[Dataset entries on figures]
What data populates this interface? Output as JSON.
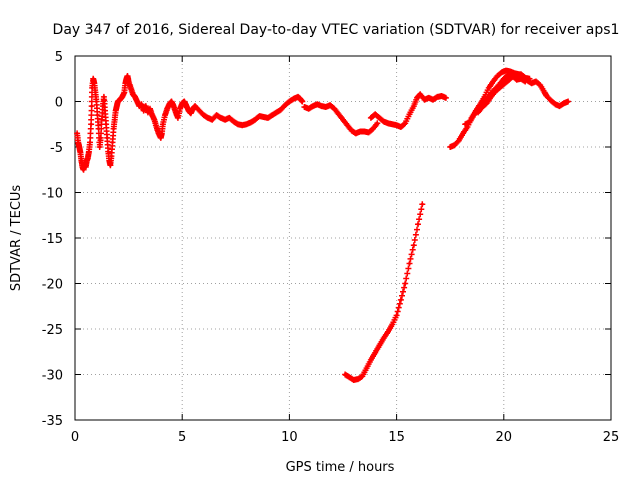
{
  "chart_data": {
    "type": "scatter",
    "title": "Day 347 of 2016, Sidereal Day-to-day VTEC variation (SDTVAR) for receiver aps1",
    "xlabel": "GPS time / hours",
    "ylabel": "SDTVAR / TECUs",
    "xlim": [
      0,
      25
    ],
    "ylim": [
      -35,
      5
    ],
    "xticks": [
      0,
      5,
      10,
      15,
      20,
      25
    ],
    "yticks": [
      5,
      0,
      -5,
      -10,
      -15,
      -20,
      -25,
      -30,
      -35
    ],
    "x_tick_labels": [
      "0",
      "5",
      "10",
      "15",
      "20",
      "25"
    ],
    "y_tick_labels": [
      "5",
      "0",
      "-5",
      "-10",
      "-15",
      "-20",
      "-25",
      "-30",
      "-35"
    ],
    "grid": true,
    "marker": "+",
    "series": [
      {
        "name": "aps1",
        "color": "#ff0000",
        "segments": [
          [
            [
              0.1,
              -3.5
            ],
            [
              0.15,
              -4.5
            ],
            [
              0.2,
              -5
            ],
            [
              0.25,
              -5.6
            ],
            [
              0.3,
              -6.5
            ],
            [
              0.35,
              -7.2
            ],
            [
              0.4,
              -7.5
            ],
            [
              0.45,
              -6.8
            ],
            [
              0.5,
              -7.2
            ],
            [
              0.55,
              -6.5
            ],
            [
              0.6,
              -6.2
            ],
            [
              0.65,
              -5.5
            ],
            [
              0.7,
              -4.5
            ],
            [
              0.75,
              -2.5
            ],
            [
              0.78,
              -0.5
            ],
            [
              0.8,
              1.5
            ],
            [
              0.85,
              2.5
            ],
            [
              0.9,
              2
            ],
            [
              0.95,
              1
            ],
            [
              1.0,
              0
            ],
            [
              1.05,
              -1.5
            ],
            [
              1.1,
              -3
            ],
            [
              1.15,
              -5
            ],
            [
              1.2,
              -4
            ],
            [
              1.25,
              -2
            ],
            [
              1.3,
              -0.5
            ],
            [
              1.35,
              0.5
            ],
            [
              1.4,
              -1
            ],
            [
              1.45,
              -2.5
            ],
            [
              1.5,
              -4
            ],
            [
              1.55,
              -5.5
            ],
            [
              1.6,
              -6.5
            ],
            [
              1.65,
              -7
            ],
            [
              1.7,
              -6
            ],
            [
              1.75,
              -4.5
            ],
            [
              1.8,
              -3
            ],
            [
              1.85,
              -2
            ],
            [
              1.9,
              -1
            ],
            [
              1.95,
              -0.5
            ],
            [
              2.0,
              0
            ],
            [
              2.1,
              0.2
            ],
            [
              2.2,
              0.5
            ],
            [
              2.3,
              1
            ],
            [
              2.35,
              2
            ],
            [
              2.4,
              2.5
            ],
            [
              2.45,
              2.8
            ],
            [
              2.5,
              2.2
            ],
            [
              2.6,
              1.5
            ],
            [
              2.7,
              0.8
            ],
            [
              2.8,
              0.5
            ],
            [
              2.9,
              0
            ],
            [
              3.0,
              -0.5
            ]
          ],
          [
            [
              3.1,
              -0.3
            ],
            [
              3.2,
              -1
            ],
            [
              3.3,
              -0.5
            ],
            [
              3.4,
              -1.2
            ],
            [
              3.5,
              -0.8
            ],
            [
              3.6,
              -1.5
            ],
            [
              3.7,
              -2
            ],
            [
              3.8,
              -2.8
            ],
            [
              3.9,
              -3.5
            ],
            [
              4.0,
              -4
            ],
            [
              4.05,
              -3.5
            ],
            [
              4.1,
              -2.5
            ],
            [
              4.2,
              -1.5
            ],
            [
              4.3,
              -0.8
            ],
            [
              4.4,
              -0.3
            ],
            [
              4.5,
              0
            ],
            [
              4.6,
              -0.5
            ],
            [
              4.7,
              -1.2
            ],
            [
              4.8,
              -1.8
            ],
            [
              4.9,
              -0.8
            ],
            [
              5.0,
              -0.2
            ],
            [
              5.1,
              0
            ],
            [
              5.2,
              -0.5
            ],
            [
              5.3,
              -1
            ],
            [
              5.4,
              -1.3
            ],
            [
              5.5,
              -0.8
            ],
            [
              5.6,
              -0.5
            ],
            [
              5.8,
              -1
            ],
            [
              6.0,
              -1.5
            ],
            [
              6.2,
              -1.8
            ],
            [
              6.4,
              -2
            ],
            [
              6.6,
              -1.5
            ],
            [
              6.8,
              -1.8
            ],
            [
              7.0,
              -2
            ],
            [
              7.2,
              -1.8
            ],
            [
              7.4,
              -2.2
            ],
            [
              7.6,
              -2.5
            ],
            [
              7.8,
              -2.6
            ],
            [
              8.0,
              -2.5
            ],
            [
              8.2,
              -2.3
            ],
            [
              8.4,
              -2
            ],
            [
              8.6,
              -1.6
            ],
            [
              8.8,
              -1.7
            ],
            [
              9.0,
              -1.8
            ],
            [
              9.2,
              -1.5
            ],
            [
              9.4,
              -1.2
            ],
            [
              9.6,
              -0.9
            ],
            [
              9.8,
              -0.4
            ],
            [
              10.0,
              0
            ],
            [
              10.2,
              0.3
            ],
            [
              10.4,
              0.5
            ],
            [
              10.5,
              0.3
            ],
            [
              10.6,
              0
            ]
          ],
          [
            [
              10.7,
              -0.6
            ],
            [
              10.9,
              -0.8
            ],
            [
              11.1,
              -0.5
            ],
            [
              11.3,
              -0.3
            ],
            [
              11.5,
              -0.5
            ],
            [
              11.7,
              -0.6
            ],
            [
              11.9,
              -0.4
            ],
            [
              12.1,
              -0.8
            ],
            [
              12.3,
              -1.4
            ],
            [
              12.5,
              -2
            ],
            [
              12.7,
              -2.6
            ],
            [
              12.9,
              -3.2
            ],
            [
              13.1,
              -3.5
            ],
            [
              13.3,
              -3.3
            ],
            [
              13.5,
              -3.3
            ],
            [
              13.7,
              -3.4
            ],
            [
              13.9,
              -3
            ],
            [
              14.1,
              -2.4
            ]
          ],
          [
            [
              13.8,
              -1.8
            ],
            [
              14.0,
              -1.4
            ],
            [
              14.2,
              -1.8
            ],
            [
              14.4,
              -2.2
            ],
            [
              14.6,
              -2.4
            ],
            [
              14.8,
              -2.5
            ],
            [
              15.0,
              -2.6
            ],
            [
              15.2,
              -2.8
            ],
            [
              15.4,
              -2.4
            ],
            [
              15.6,
              -1.4
            ],
            [
              15.8,
              -0.5
            ],
            [
              15.95,
              0.4
            ],
            [
              16.1,
              0.8
            ],
            [
              16.3,
              0.2
            ],
            [
              16.5,
              0.4
            ],
            [
              16.7,
              0.2
            ],
            [
              16.9,
              0.5
            ],
            [
              17.1,
              0.6
            ],
            [
              17.3,
              0.4
            ]
          ],
          [
            [
              12.6,
              -30
            ],
            [
              12.8,
              -30.3
            ],
            [
              13.0,
              -30.6
            ],
            [
              13.2,
              -30.5
            ],
            [
              13.4,
              -30.2
            ],
            [
              13.6,
              -29.3
            ],
            [
              13.8,
              -28.4
            ],
            [
              14.0,
              -27.6
            ],
            [
              14.2,
              -26.8
            ],
            [
              14.4,
              -26
            ],
            [
              14.6,
              -25.3
            ],
            [
              14.8,
              -24.5
            ],
            [
              15.0,
              -23.5
            ],
            [
              15.2,
              -21.8
            ],
            [
              15.4,
              -20
            ],
            [
              15.6,
              -17.8
            ],
            [
              15.8,
              -15.8
            ],
            [
              16.0,
              -13.5
            ],
            [
              16.2,
              -11.3
            ]
          ],
          [
            [
              17.5,
              -5
            ],
            [
              17.7,
              -4.8
            ],
            [
              17.9,
              -4.3
            ],
            [
              18.1,
              -3.5
            ],
            [
              18.3,
              -2.8
            ],
            [
              18.5,
              -1.8
            ],
            [
              18.7,
              -1
            ],
            [
              18.9,
              -0.3
            ],
            [
              19.1,
              0.5
            ],
            [
              19.3,
              1.5
            ],
            [
              19.5,
              2.2
            ],
            [
              19.7,
              2.8
            ],
            [
              19.9,
              3.2
            ],
            [
              20.1,
              3.4
            ],
            [
              20.3,
              3.3
            ],
            [
              20.5,
              3.1
            ],
            [
              20.7,
              3
            ],
            [
              20.9,
              2.6
            ],
            [
              21.1,
              2.3
            ],
            [
              21.3,
              2
            ],
            [
              21.5,
              2.2
            ],
            [
              21.7,
              1.8
            ],
            [
              21.9,
              1
            ],
            [
              22.0,
              0.6
            ],
            [
              22.2,
              0.1
            ],
            [
              22.4,
              -0.3
            ],
            [
              22.6,
              -0.5
            ],
            [
              22.8,
              -0.2
            ],
            [
              23.0,
              0
            ]
          ],
          [
            [
              18.2,
              -2.5
            ],
            [
              18.4,
              -2.3
            ],
            [
              18.6,
              -1.5
            ],
            [
              18.8,
              -1
            ],
            [
              19.0,
              -0.3
            ],
            [
              19.2,
              0.2
            ],
            [
              19.4,
              0.9
            ],
            [
              19.6,
              1.4
            ],
            [
              19.8,
              1.9
            ],
            [
              20.0,
              2.5
            ],
            [
              20.2,
              2.9
            ],
            [
              20.4,
              2.8
            ],
            [
              20.6,
              2.4
            ],
            [
              20.8,
              2.5
            ],
            [
              21.0,
              2.2
            ]
          ],
          [
            [
              18.8,
              -1.2
            ],
            [
              19.0,
              -0.6
            ],
            [
              19.2,
              -0.2
            ],
            [
              19.4,
              0.5
            ],
            [
              19.6,
              1.1
            ],
            [
              19.8,
              1.5
            ],
            [
              20.0,
              1.9
            ],
            [
              20.2,
              2.3
            ],
            [
              20.4,
              2.7
            ],
            [
              20.6,
              2.9
            ],
            [
              20.8,
              3
            ],
            [
              21.0,
              2.6
            ],
            [
              21.2,
              2.5
            ]
          ]
        ]
      }
    ]
  }
}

● What you need to do
Select every line of the records holding the string "SDTVAR".

● Completed exercise
    "title": "Day 347 of 2016, Sidereal Day-to-day VTEC variation (SDTVAR) for receiver aps1",
    "ylabel": "SDTVAR / TECUs",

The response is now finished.